RECORD EXTRACTS =>
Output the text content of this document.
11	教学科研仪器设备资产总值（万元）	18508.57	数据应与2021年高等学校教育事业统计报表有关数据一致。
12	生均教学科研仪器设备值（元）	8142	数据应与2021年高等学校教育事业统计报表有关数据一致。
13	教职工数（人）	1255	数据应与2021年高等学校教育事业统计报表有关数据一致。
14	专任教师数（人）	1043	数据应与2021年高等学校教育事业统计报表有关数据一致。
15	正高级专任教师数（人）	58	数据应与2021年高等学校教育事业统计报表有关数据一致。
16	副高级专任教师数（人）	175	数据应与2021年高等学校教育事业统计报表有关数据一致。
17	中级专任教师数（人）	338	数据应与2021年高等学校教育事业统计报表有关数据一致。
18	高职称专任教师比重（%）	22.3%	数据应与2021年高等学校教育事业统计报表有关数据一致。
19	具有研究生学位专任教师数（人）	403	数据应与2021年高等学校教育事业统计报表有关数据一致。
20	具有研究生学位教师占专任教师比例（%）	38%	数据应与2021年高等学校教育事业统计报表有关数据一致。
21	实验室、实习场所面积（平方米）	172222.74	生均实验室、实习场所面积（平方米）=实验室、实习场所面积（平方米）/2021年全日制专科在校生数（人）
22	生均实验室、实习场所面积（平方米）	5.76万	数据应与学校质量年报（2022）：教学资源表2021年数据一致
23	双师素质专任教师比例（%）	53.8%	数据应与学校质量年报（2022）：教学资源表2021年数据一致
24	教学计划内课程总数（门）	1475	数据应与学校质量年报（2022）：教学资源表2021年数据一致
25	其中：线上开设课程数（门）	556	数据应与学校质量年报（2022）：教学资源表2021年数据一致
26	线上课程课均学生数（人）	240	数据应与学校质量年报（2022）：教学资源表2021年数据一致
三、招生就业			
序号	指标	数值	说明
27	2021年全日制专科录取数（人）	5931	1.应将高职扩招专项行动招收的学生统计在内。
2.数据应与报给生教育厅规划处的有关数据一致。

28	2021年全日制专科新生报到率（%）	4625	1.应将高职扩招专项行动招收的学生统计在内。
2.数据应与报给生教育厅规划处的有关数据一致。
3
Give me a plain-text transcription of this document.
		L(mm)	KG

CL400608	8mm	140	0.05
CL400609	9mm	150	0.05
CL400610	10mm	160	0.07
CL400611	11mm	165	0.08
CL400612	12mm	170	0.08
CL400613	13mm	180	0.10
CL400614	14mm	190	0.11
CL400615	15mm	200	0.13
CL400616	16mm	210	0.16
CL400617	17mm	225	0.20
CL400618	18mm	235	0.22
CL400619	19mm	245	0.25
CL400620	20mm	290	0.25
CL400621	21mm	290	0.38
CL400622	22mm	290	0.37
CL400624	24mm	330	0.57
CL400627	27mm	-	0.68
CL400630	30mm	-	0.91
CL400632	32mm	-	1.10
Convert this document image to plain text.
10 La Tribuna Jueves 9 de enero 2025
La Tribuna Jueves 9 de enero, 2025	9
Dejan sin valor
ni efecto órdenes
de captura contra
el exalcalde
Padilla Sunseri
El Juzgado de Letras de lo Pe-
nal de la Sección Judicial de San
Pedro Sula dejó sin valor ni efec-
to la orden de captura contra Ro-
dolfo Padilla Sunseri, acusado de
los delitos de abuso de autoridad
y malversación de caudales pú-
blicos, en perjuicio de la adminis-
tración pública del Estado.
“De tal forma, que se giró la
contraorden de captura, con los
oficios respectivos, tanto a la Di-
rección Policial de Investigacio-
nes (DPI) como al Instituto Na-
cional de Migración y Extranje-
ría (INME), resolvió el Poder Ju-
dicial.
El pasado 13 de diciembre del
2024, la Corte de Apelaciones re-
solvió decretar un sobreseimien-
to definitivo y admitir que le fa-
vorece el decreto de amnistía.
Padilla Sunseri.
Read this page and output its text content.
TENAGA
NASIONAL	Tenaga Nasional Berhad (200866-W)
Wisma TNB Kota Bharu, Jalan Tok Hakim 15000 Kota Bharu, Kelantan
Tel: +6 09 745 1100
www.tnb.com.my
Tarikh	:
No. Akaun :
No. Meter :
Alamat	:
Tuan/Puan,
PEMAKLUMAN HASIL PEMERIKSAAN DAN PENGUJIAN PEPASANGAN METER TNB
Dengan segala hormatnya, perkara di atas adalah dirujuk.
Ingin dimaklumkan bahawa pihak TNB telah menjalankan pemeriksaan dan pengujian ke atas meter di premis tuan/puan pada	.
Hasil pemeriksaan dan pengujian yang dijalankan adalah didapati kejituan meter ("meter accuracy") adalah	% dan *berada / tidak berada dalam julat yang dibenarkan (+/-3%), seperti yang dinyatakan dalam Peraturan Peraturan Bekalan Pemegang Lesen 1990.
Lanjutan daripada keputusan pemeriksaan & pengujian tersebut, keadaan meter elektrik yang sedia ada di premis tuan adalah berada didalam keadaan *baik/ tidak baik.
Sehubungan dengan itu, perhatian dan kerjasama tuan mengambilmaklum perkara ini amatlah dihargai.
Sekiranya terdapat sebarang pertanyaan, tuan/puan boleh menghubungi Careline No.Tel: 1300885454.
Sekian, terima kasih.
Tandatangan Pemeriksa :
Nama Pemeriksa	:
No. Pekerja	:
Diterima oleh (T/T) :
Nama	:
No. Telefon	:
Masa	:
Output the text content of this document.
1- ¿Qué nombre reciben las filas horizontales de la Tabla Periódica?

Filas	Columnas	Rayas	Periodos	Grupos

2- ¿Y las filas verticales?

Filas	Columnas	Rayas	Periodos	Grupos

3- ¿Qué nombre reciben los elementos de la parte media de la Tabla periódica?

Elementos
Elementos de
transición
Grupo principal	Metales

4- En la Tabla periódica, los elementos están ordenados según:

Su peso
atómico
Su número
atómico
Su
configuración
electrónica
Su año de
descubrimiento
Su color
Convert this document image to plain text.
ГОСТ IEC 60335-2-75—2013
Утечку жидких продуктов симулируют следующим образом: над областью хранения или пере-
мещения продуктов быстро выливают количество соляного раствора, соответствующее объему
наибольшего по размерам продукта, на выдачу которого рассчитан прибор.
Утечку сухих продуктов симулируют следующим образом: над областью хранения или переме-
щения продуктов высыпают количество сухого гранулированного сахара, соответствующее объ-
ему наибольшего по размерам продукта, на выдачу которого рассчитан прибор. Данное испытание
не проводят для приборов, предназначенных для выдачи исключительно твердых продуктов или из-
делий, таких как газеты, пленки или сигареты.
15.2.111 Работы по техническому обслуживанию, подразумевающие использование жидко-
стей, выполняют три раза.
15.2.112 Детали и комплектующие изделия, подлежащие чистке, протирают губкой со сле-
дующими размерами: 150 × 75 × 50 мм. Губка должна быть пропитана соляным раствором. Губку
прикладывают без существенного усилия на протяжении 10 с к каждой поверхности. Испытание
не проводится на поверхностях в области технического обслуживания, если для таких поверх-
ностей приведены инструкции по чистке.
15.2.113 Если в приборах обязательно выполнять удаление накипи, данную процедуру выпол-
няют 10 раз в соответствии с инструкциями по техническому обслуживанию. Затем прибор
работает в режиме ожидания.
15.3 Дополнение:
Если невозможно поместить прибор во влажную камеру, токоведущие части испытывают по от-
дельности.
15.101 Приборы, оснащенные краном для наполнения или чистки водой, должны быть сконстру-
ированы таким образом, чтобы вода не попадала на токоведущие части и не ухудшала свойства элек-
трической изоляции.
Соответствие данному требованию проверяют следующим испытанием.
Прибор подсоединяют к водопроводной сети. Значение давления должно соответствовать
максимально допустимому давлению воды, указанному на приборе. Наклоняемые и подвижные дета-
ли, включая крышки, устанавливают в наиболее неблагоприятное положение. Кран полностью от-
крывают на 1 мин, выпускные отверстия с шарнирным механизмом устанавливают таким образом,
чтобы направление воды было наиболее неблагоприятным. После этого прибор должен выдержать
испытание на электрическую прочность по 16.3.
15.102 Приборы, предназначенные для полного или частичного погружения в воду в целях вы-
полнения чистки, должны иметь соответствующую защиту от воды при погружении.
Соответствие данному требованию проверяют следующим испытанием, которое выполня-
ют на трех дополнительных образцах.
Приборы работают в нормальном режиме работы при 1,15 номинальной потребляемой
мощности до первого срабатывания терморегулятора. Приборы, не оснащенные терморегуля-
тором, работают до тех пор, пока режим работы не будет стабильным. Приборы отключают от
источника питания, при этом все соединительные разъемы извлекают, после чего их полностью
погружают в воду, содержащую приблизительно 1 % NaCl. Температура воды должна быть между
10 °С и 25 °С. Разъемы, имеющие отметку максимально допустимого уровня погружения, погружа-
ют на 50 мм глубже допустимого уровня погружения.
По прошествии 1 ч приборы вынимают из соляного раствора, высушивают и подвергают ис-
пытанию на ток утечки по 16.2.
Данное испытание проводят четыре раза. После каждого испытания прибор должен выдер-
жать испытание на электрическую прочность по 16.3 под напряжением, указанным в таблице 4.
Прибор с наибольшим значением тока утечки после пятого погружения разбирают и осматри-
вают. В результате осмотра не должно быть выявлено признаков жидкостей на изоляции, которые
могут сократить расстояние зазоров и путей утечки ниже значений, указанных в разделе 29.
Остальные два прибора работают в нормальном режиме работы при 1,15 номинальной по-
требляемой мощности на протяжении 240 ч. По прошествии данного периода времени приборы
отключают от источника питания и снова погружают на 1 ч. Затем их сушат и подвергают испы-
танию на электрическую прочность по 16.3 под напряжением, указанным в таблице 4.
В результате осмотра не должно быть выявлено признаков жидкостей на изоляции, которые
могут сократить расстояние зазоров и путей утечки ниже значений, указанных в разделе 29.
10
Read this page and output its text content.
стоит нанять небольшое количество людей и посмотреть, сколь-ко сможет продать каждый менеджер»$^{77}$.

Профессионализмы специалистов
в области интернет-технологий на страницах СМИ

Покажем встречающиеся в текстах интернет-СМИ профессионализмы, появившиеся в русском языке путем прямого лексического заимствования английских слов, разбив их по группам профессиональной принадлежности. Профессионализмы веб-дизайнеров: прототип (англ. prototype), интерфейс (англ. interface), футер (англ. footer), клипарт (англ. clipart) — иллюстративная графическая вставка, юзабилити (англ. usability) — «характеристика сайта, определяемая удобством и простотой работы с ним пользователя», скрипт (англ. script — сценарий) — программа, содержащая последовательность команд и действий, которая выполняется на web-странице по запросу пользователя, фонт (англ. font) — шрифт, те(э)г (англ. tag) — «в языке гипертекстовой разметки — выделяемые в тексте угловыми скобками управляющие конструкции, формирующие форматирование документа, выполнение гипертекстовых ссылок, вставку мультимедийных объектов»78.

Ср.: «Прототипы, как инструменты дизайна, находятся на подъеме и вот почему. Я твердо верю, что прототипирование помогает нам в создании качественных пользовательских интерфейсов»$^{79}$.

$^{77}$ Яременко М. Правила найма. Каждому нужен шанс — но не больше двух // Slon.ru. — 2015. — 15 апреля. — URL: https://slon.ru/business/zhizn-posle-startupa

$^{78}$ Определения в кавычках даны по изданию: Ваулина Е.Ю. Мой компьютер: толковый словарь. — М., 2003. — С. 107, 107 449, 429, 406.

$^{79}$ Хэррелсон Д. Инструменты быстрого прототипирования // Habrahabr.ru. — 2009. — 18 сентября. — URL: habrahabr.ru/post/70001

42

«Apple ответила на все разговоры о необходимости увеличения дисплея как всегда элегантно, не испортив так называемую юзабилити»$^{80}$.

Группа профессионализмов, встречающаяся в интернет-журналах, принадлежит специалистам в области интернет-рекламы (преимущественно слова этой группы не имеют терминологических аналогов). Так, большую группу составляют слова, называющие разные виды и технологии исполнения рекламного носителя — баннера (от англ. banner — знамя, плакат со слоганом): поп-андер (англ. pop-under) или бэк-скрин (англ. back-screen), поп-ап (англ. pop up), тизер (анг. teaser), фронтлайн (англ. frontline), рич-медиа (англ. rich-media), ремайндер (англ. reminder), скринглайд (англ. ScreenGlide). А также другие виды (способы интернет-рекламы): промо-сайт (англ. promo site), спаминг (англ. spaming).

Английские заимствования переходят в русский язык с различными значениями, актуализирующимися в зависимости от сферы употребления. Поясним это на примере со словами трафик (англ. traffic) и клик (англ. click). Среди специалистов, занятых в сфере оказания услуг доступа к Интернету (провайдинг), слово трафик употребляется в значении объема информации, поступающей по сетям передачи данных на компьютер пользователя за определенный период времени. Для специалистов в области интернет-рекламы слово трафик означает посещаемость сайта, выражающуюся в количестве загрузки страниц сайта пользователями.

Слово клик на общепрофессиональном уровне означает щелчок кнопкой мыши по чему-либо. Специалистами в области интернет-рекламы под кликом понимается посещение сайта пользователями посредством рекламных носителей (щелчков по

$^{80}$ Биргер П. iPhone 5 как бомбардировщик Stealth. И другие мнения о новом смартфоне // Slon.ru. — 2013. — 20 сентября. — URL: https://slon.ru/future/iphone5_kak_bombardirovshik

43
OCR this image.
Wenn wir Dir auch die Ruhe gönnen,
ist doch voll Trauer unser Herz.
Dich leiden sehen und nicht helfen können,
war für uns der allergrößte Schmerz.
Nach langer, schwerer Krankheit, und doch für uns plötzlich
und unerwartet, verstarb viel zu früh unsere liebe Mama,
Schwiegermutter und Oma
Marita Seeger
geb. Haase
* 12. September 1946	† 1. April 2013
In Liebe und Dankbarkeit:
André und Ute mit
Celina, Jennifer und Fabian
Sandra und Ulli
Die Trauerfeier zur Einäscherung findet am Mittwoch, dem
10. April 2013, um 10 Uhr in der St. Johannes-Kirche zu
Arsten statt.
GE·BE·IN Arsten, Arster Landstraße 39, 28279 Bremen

PROBLEM TO SOLVE => In the records above, find each line holding "номинальной" and copy it.

ANSWER TO THE PROBLEM =>
Приборы работают в нормальном режиме работы при 1,15 номинальной потребляемой
Остальные два прибора работают в нормальном режиме работы при 1,15 номинальной по-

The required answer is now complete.